:: Problem to work on ::
Copy the data precisely, keeping every character.

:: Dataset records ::
-- BEGIN --
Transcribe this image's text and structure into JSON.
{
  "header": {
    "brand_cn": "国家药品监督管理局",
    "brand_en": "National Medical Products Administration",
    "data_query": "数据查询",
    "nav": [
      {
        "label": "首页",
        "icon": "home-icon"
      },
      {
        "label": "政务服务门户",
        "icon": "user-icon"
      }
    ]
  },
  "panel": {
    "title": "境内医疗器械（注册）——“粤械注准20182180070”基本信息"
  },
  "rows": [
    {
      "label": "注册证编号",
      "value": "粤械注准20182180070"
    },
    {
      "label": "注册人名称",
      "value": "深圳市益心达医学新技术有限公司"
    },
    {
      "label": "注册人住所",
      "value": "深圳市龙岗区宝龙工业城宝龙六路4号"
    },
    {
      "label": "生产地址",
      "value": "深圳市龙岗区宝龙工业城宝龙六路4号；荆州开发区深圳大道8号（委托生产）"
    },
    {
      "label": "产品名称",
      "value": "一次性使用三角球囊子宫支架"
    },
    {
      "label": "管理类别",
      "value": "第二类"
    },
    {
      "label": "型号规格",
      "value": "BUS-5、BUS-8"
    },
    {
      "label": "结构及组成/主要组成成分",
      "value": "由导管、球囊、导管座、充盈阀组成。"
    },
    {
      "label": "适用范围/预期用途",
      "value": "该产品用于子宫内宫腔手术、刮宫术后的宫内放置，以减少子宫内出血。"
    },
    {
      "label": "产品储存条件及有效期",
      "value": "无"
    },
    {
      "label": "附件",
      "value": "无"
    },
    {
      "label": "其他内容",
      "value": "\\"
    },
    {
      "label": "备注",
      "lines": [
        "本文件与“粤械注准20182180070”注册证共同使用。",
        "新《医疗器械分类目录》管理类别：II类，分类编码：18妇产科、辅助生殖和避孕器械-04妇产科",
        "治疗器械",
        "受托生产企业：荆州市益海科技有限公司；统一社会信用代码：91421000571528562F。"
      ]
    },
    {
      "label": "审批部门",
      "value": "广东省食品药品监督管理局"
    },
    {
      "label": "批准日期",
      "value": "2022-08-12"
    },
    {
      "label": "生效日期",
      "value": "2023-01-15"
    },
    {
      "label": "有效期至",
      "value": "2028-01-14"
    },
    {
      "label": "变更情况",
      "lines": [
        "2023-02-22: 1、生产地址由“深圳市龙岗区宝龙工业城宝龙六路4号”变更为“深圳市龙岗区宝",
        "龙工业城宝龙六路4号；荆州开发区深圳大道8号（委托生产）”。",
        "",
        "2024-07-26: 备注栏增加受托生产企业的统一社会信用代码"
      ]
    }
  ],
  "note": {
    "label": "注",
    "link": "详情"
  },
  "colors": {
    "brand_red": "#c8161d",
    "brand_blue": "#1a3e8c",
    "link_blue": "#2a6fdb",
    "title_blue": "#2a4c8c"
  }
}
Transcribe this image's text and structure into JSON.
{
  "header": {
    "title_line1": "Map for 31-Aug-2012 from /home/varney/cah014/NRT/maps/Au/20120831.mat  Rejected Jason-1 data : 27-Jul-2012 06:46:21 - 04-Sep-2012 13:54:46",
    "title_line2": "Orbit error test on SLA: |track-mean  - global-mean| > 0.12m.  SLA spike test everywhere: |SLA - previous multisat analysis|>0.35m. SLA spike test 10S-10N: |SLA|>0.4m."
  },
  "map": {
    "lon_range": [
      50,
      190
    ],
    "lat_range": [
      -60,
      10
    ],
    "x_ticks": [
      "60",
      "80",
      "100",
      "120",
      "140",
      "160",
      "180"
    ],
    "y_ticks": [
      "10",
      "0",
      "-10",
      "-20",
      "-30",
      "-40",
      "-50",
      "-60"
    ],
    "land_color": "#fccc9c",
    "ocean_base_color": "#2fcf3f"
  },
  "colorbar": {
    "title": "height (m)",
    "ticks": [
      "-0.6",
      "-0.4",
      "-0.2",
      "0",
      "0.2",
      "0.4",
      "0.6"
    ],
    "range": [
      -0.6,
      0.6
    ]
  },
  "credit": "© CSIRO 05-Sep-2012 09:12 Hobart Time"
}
-- END --
:: Solution below ::
Transcribe this image's text and structure into JSON.
{
  "header": {
    "brand_cn": "国家药品监督管理局",
    "brand_en": "National Medical Products Administration",
    "data_query": "数据查询",
    "nav": [
      {
        "label": "首页",
        "icon": "home-icon"
      },
      {
        "label": "政务服务门户",
        "icon": "user-icon"
      }
    ]
  },
  "panel": {
    "title": "境内医疗器械（注册）——“粤械注准20182180070”基本信息"
  },
  "rows": [
    {
      "label": "注册证编号",
      "value": "粤械注准20182180070"
    },
    {
      "label": "注册人名称",
      "value": "深圳市益心达医学新技术有限公司"
    },
    {
      "label": "注册人住所",
      "value": "深圳市龙岗区宝龙工业城宝龙六路4号"
    },
    {
      "label": "生产地址",
      "value": "深圳市龙岗区宝龙工业城宝龙六路4号；荆州开发区深圳大道8号（委托生产）"
    },
    {
      "label": "产品名称",
      "value": "一次性使用三角球囊子宫支架"
    },
    {
      "label": "管理类别",
      "value": "第二类"
    },
    {
      "label": "型号规格",
      "value": "BUS-5、BUS-8"
    },
    {
      "label": "结构及组成/主要组成成分",
      "value": "由导管、球囊、导管座、充盈阀组成。"
    },
    {
      "label": "适用范围/预期用途",
      "value": "该产品用于子宫内宫腔手术、刮宫术后的宫内放置，以减少子宫内出血。"
    },
    {
      "label": "产品储存条件及有效期",
      "value": "无"
    },
    {
      "label": "附件",
      "value": "无"
    },
    {
      "label": "其他内容",
      "value": "\\"
    },
    {
      "label": "备注",
      "lines": [
        "本文件与“粤械注准20182180070”注册证共同使用。",
        "新《医疗器械分类目录》管理类别：II类，分类编码：18妇产科、辅助生殖和避孕器械-04妇产科",
        "治疗器械",
        "受托生产企业：荆州市益海科技有限公司；统一社会信用代码：91421000571528562F。"
      ]
    },
    {
      "label": "审批部门",
      "value": "广东省食品药品监督管理局"
    },
    {
      "label": "批准日期",
      "value": "2022-08-12"
    },
    {
      "label": "生效日期",
      "value": "2023-01-15"
    },
    {
      "label": "有效期至",
      "value": "2028-01-14"
    },
    {
      "label": "变更情况",
      "lines": [
        "2023-02-22: 1、生产地址由“深圳市龙岗区宝龙工业城宝龙六路4号”变更为“深圳市龙岗区宝",
        "龙工业城宝龙六路4号；荆州开发区深圳大道8号（委托生产）”。",
        "",
        "2024-07-26: 备注栏增加受托生产企业的统一社会信用代码"
      ]
    }
  ],
  "note": {
    "label": "注",
    "link": "详情"
  },
  "colors": {
    "brand_red": "#c8161d",
    "brand_blue": "#1a3e8c",
    "link_blue": "#2a6fdb",
    "title_blue": "#2a4c8c"
  }
}
Transcribe this image's text and structure into JSON.
{
  "header": {
    "title_line1": "Map for 31-Aug-2012 from /home/varney/cah014/NRT/maps/Au/20120831.mat  Rejected Jason-1 data : 27-Jul-2012 06:46:21 - 04-Sep-2012 13:54:46",
    "title_line2": "Orbit error test on SLA: |track-mean  - global-mean| > 0.12m.  SLA spike test everywhere: |SLA - previous multisat analysis|>0.35m. SLA spike test 10S-10N: |SLA|>0.4m."
  },
  "map": {
    "lon_range": [
      50,
      190
    ],
    "lat_range": [
      -60,
      10
    ],
    "x_ticks": [
      "60",
      "80",
      "100",
      "120",
      "140",
      "160",
      "180"
    ],
    "y_ticks": [
      "10",
      "0",
      "-10",
      "-20",
      "-30",
      "-40",
      "-50",
      "-60"
    ],
    "land_color": "#fccc9c",
    "ocean_base_color": "#2fcf3f"
  },
  "colorbar": {
    "title": "height (m)",
    "ticks": [
      "-0.6",
      "-0.4",
      "-0.2",
      "0",
      "0.2",
      "0.4",
      "0.6"
    ],
    "range": [
      -0.6,
      0.6
    ]
  },
  "credit": "© CSIRO 05-Sep-2012 09:12 Hobart Time"
}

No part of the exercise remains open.